⟨
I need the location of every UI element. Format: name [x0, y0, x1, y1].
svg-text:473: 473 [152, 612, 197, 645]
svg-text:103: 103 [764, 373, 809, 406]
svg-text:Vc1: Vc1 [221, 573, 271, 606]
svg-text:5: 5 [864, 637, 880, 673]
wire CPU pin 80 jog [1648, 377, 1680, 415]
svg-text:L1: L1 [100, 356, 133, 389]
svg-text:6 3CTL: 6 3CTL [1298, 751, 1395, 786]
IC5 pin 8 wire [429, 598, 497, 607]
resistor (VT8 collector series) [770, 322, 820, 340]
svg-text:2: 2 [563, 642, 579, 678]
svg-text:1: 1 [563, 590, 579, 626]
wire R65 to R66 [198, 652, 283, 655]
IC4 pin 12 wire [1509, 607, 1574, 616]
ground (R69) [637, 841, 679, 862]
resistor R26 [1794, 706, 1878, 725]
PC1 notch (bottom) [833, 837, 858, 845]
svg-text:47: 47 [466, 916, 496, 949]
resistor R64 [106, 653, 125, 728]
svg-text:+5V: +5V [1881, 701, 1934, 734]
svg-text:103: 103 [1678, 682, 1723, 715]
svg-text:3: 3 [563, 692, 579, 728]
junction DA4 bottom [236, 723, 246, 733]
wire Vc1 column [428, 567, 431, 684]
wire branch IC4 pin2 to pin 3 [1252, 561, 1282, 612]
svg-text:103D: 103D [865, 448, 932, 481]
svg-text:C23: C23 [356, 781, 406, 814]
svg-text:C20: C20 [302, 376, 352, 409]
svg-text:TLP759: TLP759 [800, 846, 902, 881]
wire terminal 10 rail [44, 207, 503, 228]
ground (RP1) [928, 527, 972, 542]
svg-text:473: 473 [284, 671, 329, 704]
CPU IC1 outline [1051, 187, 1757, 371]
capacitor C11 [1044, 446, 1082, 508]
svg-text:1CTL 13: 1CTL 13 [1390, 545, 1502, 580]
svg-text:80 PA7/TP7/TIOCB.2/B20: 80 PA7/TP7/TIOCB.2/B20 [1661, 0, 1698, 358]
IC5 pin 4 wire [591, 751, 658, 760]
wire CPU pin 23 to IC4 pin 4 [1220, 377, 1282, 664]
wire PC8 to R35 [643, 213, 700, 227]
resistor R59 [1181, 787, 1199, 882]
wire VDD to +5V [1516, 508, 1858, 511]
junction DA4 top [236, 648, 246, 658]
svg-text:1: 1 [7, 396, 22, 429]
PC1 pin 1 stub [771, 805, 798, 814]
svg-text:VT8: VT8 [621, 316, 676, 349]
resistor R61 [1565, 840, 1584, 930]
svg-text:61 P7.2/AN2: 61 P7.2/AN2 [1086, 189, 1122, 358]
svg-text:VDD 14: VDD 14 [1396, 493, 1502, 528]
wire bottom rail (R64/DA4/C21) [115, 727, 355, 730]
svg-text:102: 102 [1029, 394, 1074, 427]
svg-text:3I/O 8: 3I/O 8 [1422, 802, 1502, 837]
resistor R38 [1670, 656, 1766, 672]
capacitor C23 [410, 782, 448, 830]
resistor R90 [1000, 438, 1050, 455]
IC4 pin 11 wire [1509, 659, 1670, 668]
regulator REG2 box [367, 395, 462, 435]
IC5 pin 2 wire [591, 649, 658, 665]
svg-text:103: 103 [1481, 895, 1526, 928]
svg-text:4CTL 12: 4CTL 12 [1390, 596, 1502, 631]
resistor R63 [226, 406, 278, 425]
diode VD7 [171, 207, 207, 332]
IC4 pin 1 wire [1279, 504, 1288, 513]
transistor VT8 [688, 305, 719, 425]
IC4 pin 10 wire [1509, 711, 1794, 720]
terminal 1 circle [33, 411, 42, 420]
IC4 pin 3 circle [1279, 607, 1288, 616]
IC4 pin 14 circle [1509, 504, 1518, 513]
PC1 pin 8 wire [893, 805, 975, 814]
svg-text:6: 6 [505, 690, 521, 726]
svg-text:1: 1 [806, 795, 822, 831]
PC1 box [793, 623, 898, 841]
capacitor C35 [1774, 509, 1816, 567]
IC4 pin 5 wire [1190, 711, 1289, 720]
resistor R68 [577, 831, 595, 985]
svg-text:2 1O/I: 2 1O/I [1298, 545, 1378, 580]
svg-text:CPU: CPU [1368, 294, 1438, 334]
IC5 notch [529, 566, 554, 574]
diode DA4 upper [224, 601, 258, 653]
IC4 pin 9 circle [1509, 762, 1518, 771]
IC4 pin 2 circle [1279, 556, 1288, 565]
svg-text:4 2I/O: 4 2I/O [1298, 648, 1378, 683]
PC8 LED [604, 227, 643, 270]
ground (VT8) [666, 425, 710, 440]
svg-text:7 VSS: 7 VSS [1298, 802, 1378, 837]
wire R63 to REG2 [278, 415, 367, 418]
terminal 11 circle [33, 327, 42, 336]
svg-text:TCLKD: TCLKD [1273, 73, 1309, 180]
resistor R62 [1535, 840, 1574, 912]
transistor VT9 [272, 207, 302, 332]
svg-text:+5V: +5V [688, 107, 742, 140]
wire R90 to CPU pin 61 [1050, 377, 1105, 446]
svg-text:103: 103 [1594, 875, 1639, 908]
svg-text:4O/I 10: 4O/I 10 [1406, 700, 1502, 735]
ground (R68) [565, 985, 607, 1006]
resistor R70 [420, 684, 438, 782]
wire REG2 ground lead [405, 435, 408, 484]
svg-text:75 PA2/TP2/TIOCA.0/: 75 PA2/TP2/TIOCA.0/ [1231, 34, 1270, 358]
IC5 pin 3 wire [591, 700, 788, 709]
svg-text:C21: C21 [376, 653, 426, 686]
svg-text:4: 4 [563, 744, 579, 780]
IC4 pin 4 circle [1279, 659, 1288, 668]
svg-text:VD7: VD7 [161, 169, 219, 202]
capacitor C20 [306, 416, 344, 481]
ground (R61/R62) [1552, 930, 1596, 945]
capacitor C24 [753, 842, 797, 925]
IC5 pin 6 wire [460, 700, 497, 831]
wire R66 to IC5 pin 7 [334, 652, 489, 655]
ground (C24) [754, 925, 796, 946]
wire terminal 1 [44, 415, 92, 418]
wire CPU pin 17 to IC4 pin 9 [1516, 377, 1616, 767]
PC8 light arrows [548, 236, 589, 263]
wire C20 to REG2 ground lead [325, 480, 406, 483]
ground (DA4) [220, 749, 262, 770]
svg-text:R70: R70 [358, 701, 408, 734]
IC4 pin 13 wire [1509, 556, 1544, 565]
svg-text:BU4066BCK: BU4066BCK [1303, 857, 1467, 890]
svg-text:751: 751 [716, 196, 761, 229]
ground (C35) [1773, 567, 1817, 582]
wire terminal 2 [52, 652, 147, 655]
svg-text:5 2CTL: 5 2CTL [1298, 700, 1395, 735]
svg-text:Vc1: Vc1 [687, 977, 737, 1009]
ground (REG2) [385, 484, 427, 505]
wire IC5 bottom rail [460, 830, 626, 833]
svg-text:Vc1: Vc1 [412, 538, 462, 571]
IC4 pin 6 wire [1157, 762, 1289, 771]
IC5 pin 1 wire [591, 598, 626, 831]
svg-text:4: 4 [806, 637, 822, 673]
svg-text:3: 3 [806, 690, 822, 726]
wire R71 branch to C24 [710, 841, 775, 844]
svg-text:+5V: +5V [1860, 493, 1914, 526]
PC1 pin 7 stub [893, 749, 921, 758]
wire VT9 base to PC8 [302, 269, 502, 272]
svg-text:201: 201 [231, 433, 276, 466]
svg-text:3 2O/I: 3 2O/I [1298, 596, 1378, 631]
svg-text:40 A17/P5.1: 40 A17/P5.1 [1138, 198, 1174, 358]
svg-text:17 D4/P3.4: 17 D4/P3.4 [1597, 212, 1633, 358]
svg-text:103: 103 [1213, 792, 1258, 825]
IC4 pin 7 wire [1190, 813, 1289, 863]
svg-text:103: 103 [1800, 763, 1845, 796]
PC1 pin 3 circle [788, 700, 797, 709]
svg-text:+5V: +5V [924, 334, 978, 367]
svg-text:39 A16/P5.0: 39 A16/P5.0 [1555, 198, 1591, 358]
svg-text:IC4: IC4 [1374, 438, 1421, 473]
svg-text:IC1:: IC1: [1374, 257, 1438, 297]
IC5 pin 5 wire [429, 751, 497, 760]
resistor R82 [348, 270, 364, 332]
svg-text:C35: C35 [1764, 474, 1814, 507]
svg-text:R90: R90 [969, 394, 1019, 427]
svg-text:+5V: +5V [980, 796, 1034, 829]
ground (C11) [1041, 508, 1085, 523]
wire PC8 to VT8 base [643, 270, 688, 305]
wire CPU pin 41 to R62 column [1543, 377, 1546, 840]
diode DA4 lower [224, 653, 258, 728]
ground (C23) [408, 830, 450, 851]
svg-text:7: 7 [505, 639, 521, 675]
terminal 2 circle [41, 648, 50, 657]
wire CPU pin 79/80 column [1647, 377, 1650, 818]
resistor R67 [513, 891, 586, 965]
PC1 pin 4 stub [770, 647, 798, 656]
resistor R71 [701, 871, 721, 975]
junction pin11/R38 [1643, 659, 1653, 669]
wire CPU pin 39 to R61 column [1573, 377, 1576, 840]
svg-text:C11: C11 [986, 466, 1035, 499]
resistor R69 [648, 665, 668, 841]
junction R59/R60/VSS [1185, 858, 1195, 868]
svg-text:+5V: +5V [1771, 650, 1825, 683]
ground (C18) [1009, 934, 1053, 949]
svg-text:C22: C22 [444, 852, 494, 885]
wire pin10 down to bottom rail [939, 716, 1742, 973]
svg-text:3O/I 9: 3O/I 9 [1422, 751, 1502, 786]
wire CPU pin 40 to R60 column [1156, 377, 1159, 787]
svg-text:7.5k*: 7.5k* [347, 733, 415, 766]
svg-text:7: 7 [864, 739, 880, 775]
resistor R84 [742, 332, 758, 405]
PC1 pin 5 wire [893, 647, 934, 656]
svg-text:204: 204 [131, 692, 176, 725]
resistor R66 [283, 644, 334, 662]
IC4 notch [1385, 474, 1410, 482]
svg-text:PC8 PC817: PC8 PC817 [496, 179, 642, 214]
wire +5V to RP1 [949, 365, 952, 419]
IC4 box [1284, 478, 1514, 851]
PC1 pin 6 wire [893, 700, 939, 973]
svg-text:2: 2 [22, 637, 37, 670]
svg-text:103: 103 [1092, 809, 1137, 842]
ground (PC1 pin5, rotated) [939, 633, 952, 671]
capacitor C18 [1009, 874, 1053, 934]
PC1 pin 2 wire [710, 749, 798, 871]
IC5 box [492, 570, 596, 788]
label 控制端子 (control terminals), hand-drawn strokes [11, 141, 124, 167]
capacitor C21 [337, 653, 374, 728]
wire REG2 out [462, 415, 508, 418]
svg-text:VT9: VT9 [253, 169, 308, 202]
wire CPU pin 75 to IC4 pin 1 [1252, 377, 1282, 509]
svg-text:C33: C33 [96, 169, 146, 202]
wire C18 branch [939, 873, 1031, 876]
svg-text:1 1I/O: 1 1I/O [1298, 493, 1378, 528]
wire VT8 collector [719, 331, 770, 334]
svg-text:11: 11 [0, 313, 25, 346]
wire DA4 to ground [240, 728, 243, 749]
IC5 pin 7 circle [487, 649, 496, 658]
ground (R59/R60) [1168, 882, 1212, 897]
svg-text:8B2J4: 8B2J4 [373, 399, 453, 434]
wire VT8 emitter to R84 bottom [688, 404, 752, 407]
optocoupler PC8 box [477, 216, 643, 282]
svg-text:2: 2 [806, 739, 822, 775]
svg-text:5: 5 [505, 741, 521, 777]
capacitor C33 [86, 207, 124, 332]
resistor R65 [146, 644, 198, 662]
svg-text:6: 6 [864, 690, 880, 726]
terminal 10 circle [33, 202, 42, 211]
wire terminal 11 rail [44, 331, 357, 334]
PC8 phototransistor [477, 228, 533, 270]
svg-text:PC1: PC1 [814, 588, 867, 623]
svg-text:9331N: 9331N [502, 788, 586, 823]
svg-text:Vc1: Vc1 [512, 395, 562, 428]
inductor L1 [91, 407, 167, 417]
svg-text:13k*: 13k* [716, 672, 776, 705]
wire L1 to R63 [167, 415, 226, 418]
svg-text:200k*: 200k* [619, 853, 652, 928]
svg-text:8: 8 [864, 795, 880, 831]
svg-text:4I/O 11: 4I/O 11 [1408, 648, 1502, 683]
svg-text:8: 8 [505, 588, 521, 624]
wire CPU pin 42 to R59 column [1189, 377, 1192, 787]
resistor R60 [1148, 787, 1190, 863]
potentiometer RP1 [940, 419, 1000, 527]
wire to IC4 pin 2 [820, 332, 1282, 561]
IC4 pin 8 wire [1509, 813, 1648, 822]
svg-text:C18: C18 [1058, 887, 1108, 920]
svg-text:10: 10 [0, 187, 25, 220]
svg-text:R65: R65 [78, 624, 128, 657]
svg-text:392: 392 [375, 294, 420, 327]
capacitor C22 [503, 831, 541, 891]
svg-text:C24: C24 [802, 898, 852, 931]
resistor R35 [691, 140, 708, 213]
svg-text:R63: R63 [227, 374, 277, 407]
⟩
### DO THIS
Lay out the rows above as a numbered list, from the first row through the row containing "svg-text:5: 5 [864, 637, 880, 673]", and omit any blank lines.

### WRITTEN REPLY
1. I need the location of every UI element. Format: name [x0, y0, x1, y1].
2. svg-text:473: 473 [152, 612, 197, 645]
3. svg-text:103: 103 [764, 373, 809, 406]
4. svg-text:Vc1: Vc1 [221, 573, 271, 606]
5. svg-text:5: 5 [864, 637, 880, 673]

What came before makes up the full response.